* Extracted information *
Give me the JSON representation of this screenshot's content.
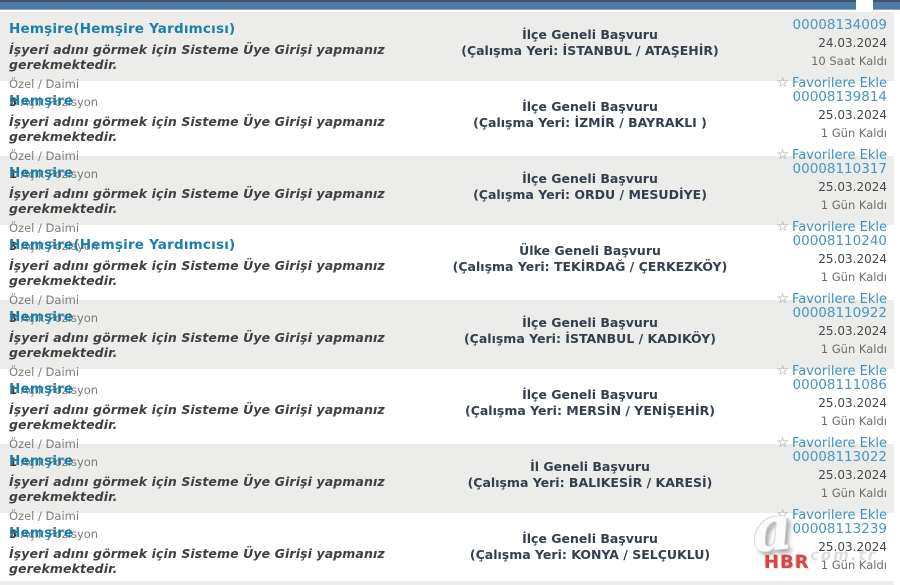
{
  "page": {
    "star_icon": "☆"
  },
  "row_common": {
    "login_notice": "İşyeri adını görmek için Sisteme Üye Girişi yapmanız gerekmektedir.",
    "job_type": "Özel / Daimi",
    "positions_label": "Açık Pozisyon",
    "favorites_label": "Favorilere Ekle"
  },
  "colors": {
    "header_bar": "#4f79a1",
    "title_link": "#1a7fad",
    "id_link": "#4796c4",
    "favorites_link": "#3e92c0",
    "scope_text": "#333f4d",
    "row_alt_background": "#ececea",
    "watermark_red": "#cd362d"
  },
  "watermark": {
    "letter": "a",
    "hbr": "HBR",
    "domain_fragment": "com.tr"
  },
  "rows": [
    {
      "title": "Hemşire(Hemşire Yardımcısı)",
      "positions_count": "5",
      "scope": "İlçe Geneli Başvuru",
      "workplace": "(Çalışma Yeri: İSTANBUL / ATAŞEHİR)",
      "id": "00008134009",
      "date": "24.03.2024",
      "remaining": "10 Saat Kaldı"
    },
    {
      "title": "Hemşire",
      "positions_count": "1",
      "scope": "İlçe Geneli Başvuru",
      "workplace": "(Çalışma Yeri: İZMİR / BAYRAKLI )",
      "id": "00008139814",
      "date": "25.03.2024",
      "remaining": "1 Gün Kaldı"
    },
    {
      "title": "Hemşire",
      "positions_count": "3",
      "scope": "İlçe Geneli Başvuru",
      "workplace": "(Çalışma Yeri: ORDU / MESUDİYE)",
      "id": "00008110317",
      "date": "25.03.2024",
      "remaining": "1 Gün Kaldı"
    },
    {
      "title": "Hemşire(Hemşire Yardımcısı)",
      "positions_count": "3",
      "scope": "Ülke Geneli Başvuru",
      "workplace": "(Çalışma Yeri: TEKİRDAĞ / ÇERKEZKÖY)",
      "id": "00008110240",
      "date": "25.03.2024",
      "remaining": "1 Gün Kaldı"
    },
    {
      "title": "Hemşire",
      "positions_count": "1",
      "scope": "İlçe Geneli Başvuru",
      "workplace": "(Çalışma Yeri: İSTANBUL / KADIKÖY)",
      "id": "00008110922",
      "date": "25.03.2024",
      "remaining": "1 Gün Kaldı"
    },
    {
      "title": "Hemşire",
      "positions_count": "1",
      "scope": "İlçe Geneli Başvuru",
      "workplace": "(Çalışma Yeri: MERSİN / YENİŞEHİR)",
      "id": "00008111086",
      "date": "25.03.2024",
      "remaining": "1 Gün Kaldı"
    },
    {
      "title": "Hemşire",
      "positions_count": "5",
      "scope": "İl Geneli Başvuru",
      "workplace": "(Çalışma Yeri: BALIKESİR / KARESİ)",
      "id": "00008113022",
      "date": "25.03.2024",
      "remaining": "1 Gün Kaldı"
    },
    {
      "title": "Hemşire",
      "positions_count": "2",
      "scope": "İlçe Geneli Başvuru",
      "workplace": "(Çalışma Yeri: KONYA / SELÇUKLU)",
      "id": "00008113239",
      "date": "25.03.2024",
      "remaining": "1 Gün Kaldı"
    }
  ]
}
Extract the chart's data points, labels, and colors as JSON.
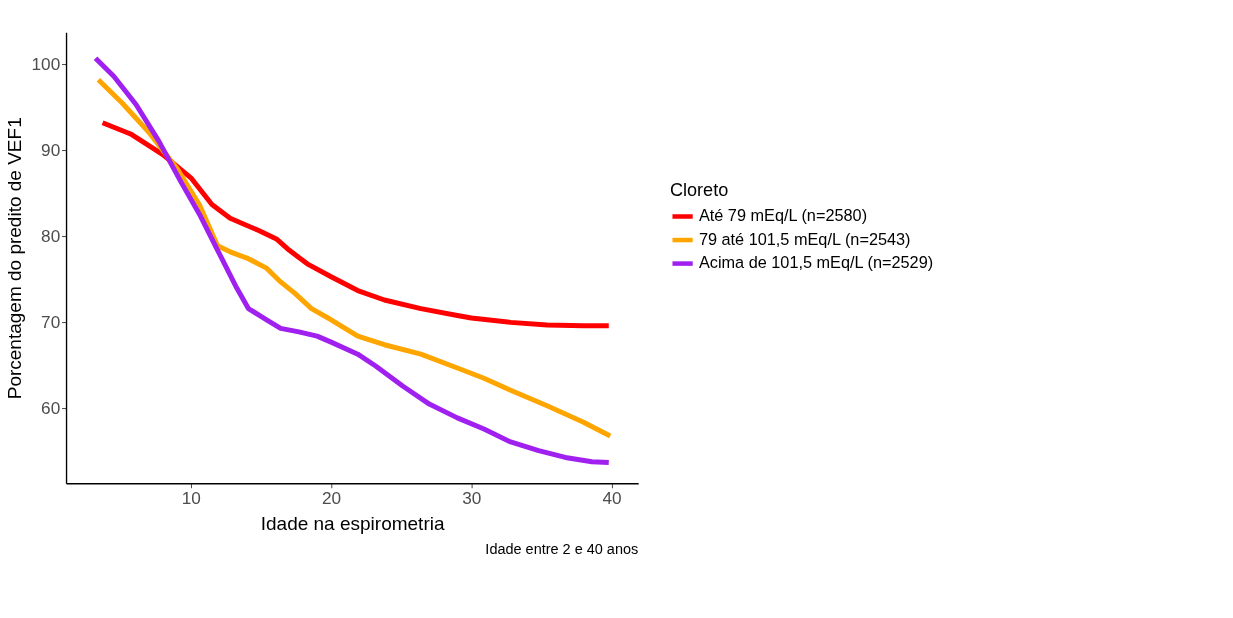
{
  "chart_data": {
    "type": "line",
    "xlabel": "Idade na espirometria",
    "ylabel": "Porcentagem do predito de VEF1",
    "legend_title": "Cloreto",
    "annotations": [
      "Idade entre 2 e 40 anos"
    ],
    "xlim": [
      1.1,
      41.9
    ],
    "ylim": [
      51.3,
      103.7
    ],
    "xticks": [
      10,
      20,
      30,
      40
    ],
    "yticks": [
      60,
      70,
      80,
      90,
      100
    ],
    "grid": false,
    "legend": "right",
    "line_style": "solid",
    "series": [
      {
        "name": "Até 79 mEq/L (n=2580)",
        "color": "#ff0000",
        "x": [
          3.7,
          5.7,
          8.0,
          10,
          11.5,
          12.8,
          14.8,
          16.1,
          17,
          18.3,
          20,
          21.9,
          23.8,
          26.4,
          29,
          30,
          32.8,
          35.4,
          38,
          39.8
        ],
        "values": [
          93.2,
          91.9,
          89.5,
          86.8,
          83.7,
          82.1,
          80.7,
          79.7,
          78.4,
          76.8,
          75.3,
          73.7,
          72.6,
          71.6,
          70.8,
          70.5,
          70.0,
          69.7,
          69.6,
          69.6
        ]
      },
      {
        "name": "79 até 101,5 mEq/L (n=2543)",
        "color": "#ffa500",
        "x": [
          3.4,
          5.1,
          7,
          9,
          10.6,
          11.9,
          12.8,
          14.1,
          15.4,
          16.4,
          17.4,
          18.6,
          20,
          21.9,
          23.8,
          26.4,
          29,
          30.9,
          32.8,
          35.4,
          38,
          39.9
        ],
        "values": [
          98.2,
          95.5,
          92.1,
          87.9,
          83.7,
          78.9,
          78.2,
          77.4,
          76.3,
          74.7,
          73.4,
          71.6,
          70.3,
          68.4,
          67.4,
          66.3,
          64.7,
          63.5,
          62.1,
          60.3,
          58.4,
          56.8
        ]
      },
      {
        "name": "Acima de 101,5 mEq/L (n=2529)",
        "color": "#a020f0",
        "x": [
          3.2,
          4.5,
          6.1,
          7.7,
          9.3,
          10.6,
          11.9,
          13.2,
          14.1,
          15.4,
          16.4,
          17.7,
          19,
          20,
          21.9,
          23.2,
          25.1,
          27,
          29,
          30.9,
          32.8,
          34.8,
          36.7,
          38.6,
          39.8
        ],
        "values": [
          100.7,
          98.6,
          95.3,
          91.1,
          86.3,
          82.6,
          78.4,
          74.2,
          71.6,
          70.3,
          69.3,
          68.9,
          68.4,
          67.7,
          66.3,
          64.9,
          62.6,
          60.5,
          58.9,
          57.6,
          56.1,
          55.1,
          54.3,
          53.8,
          53.7
        ]
      }
    ]
  }
}
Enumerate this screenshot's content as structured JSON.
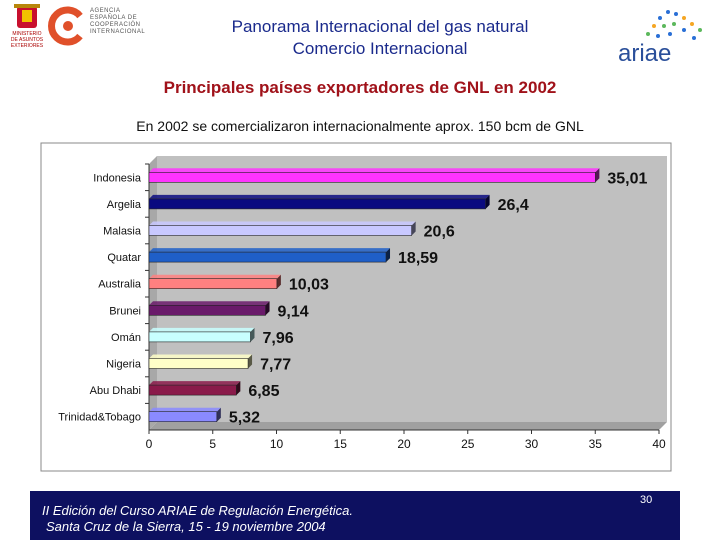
{
  "header": {
    "title_line1": "Panorama Internacional del gas natural",
    "title_line2": "Comercio Internacional",
    "agency_text": [
      "AGENCIA",
      "ESPAÑOLA DE",
      "COOPERACIÓN",
      "INTERNACIONAL"
    ],
    "ministry_text": [
      "MINISTERIO",
      "DE ASUNTOS",
      "EXTERIORES"
    ],
    "ariae_logo": "ariae"
  },
  "slide": {
    "subtitle": "Principales países exportadores de GNL en 2002",
    "note": "En 2002 se comercializaron internacionalmente aprox. 150 bcm de GNL"
  },
  "chart_data": {
    "type": "bar",
    "orientation": "horizontal",
    "categories": [
      "Indonesia",
      "Argelia",
      "Malasia",
      "Quatar",
      "Australia",
      "Brunei",
      "Omán",
      "Nigeria",
      "Abu Dhabi",
      "Trinidad&Tobago"
    ],
    "values": [
      35.01,
      26.4,
      20.6,
      18.59,
      10.03,
      9.14,
      7.96,
      7.77,
      6.85,
      5.32
    ],
    "value_labels": [
      "35,01",
      "26,4",
      "20,6",
      "18,59",
      "10,03",
      "9,14",
      "7,96",
      "7,77",
      "6,85",
      "5,32"
    ],
    "xlim": [
      0,
      40
    ],
    "xticks": [
      0,
      5,
      10,
      15,
      20,
      25,
      30,
      35,
      40
    ],
    "bar_colors": [
      "#ff33ff",
      "#0a0a80",
      "#c8c8ff",
      "#1f5fc8",
      "#ff8080",
      "#6a1a6a",
      "#c8ffff",
      "#ffffc8",
      "#8a1a4a",
      "#8a8aff"
    ],
    "grid": false,
    "plot_background": "#c0c0c0"
  },
  "footer": {
    "line1": "II Edición del Curso ARIAE de Regulación Energética.",
    "line2": "Santa Cruz de la Sierra, 15 - 19 noviembre 2004",
    "page_number": "30"
  }
}
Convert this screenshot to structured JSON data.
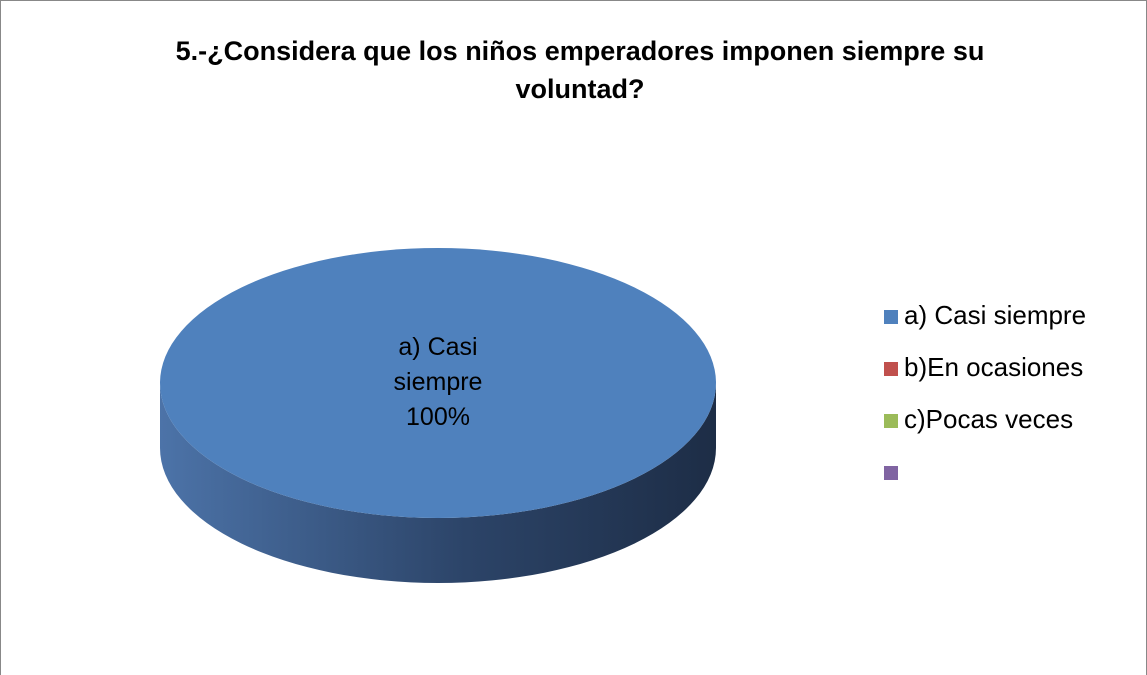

* Goal *
Check each line above for the string "this" and show the ones that have it.

* Worked solution *
Give me the JSON representation of this screenshot's content.
Enumerate this screenshot's content as structured JSON.
Convert this screenshot to structured JSON data.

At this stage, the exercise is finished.